Problem requirements: Using the listing below, please gather every line containing the word "Toisessa".

Entries provided:

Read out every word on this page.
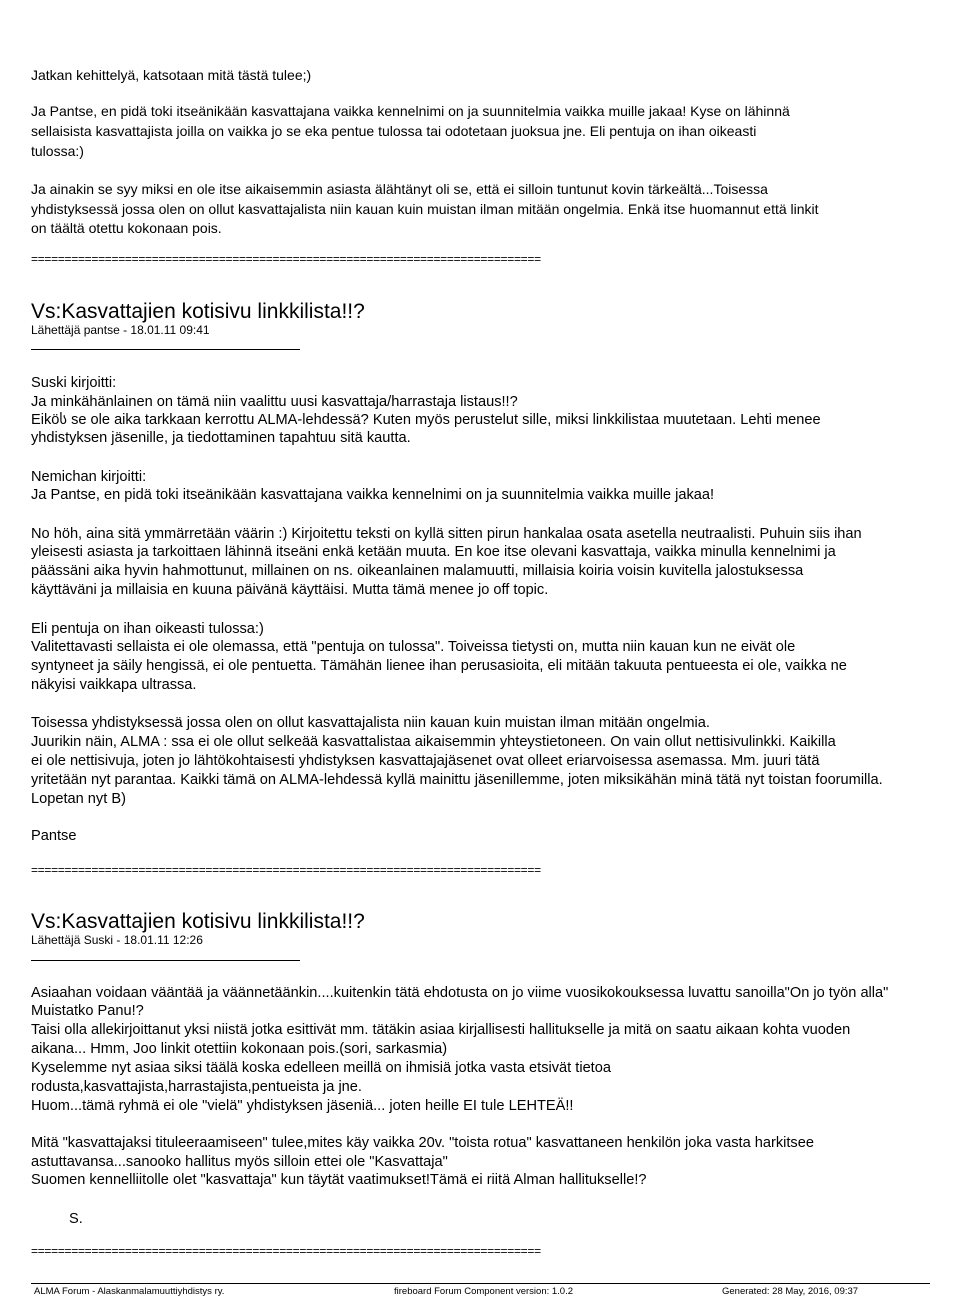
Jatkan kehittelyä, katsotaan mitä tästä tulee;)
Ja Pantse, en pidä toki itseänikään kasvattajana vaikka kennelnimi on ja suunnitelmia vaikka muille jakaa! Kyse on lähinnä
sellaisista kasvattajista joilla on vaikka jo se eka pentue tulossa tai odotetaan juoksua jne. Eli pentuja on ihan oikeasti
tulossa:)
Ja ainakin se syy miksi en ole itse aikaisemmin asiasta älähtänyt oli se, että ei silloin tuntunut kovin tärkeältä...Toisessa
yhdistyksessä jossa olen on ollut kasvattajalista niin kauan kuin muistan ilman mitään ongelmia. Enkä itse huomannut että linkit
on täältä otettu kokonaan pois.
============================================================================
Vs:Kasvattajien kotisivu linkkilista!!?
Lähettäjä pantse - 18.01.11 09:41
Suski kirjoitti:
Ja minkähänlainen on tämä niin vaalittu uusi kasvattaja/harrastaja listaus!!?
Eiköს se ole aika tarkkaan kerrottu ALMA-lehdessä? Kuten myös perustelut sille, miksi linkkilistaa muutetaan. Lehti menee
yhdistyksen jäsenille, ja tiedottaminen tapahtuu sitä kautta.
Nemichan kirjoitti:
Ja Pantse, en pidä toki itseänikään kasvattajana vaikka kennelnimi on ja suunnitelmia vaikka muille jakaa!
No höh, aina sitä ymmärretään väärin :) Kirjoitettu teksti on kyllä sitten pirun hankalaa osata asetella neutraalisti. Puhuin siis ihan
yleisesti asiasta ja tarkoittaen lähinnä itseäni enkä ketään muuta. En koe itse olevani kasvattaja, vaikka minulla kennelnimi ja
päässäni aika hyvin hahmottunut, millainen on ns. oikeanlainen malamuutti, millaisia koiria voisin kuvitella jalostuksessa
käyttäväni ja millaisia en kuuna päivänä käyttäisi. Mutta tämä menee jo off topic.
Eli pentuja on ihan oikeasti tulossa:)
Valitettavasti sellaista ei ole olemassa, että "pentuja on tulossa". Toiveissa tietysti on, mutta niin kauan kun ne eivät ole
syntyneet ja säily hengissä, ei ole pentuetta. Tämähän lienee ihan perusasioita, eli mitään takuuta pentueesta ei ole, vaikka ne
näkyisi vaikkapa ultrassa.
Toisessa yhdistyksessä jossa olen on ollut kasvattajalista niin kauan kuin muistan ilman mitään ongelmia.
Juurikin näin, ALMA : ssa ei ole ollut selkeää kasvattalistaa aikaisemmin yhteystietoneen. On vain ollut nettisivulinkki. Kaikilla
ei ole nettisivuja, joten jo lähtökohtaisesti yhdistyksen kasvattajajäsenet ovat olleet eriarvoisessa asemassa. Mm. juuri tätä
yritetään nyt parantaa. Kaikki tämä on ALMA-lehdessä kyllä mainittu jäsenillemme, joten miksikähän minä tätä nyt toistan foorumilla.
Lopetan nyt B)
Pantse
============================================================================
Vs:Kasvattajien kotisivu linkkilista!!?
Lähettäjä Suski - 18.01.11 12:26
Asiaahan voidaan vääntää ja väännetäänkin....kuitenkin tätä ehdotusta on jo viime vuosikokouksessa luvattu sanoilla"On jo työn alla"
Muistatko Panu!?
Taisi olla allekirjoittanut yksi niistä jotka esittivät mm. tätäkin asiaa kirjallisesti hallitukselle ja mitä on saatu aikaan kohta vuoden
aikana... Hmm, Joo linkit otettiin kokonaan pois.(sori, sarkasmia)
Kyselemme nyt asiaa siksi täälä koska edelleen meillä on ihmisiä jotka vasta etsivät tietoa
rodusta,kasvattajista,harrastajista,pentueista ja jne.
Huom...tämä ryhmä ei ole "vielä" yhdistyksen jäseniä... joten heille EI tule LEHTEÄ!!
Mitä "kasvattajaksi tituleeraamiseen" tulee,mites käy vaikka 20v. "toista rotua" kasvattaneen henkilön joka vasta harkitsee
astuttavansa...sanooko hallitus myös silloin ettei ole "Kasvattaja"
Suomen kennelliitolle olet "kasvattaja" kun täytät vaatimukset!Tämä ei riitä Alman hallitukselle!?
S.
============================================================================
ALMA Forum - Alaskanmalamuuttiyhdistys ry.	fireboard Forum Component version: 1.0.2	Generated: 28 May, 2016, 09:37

Completed task:
Ja ainakin se syy miksi en ole itse aikaisemmin asiasta älähtänyt oli se, että ei silloin tuntunut kovin tärkeältä...Toisessa
Toisessa yhdistyksessä jossa olen on ollut kasvattajalista niin kauan kuin muistan ilman mitään ongelmia.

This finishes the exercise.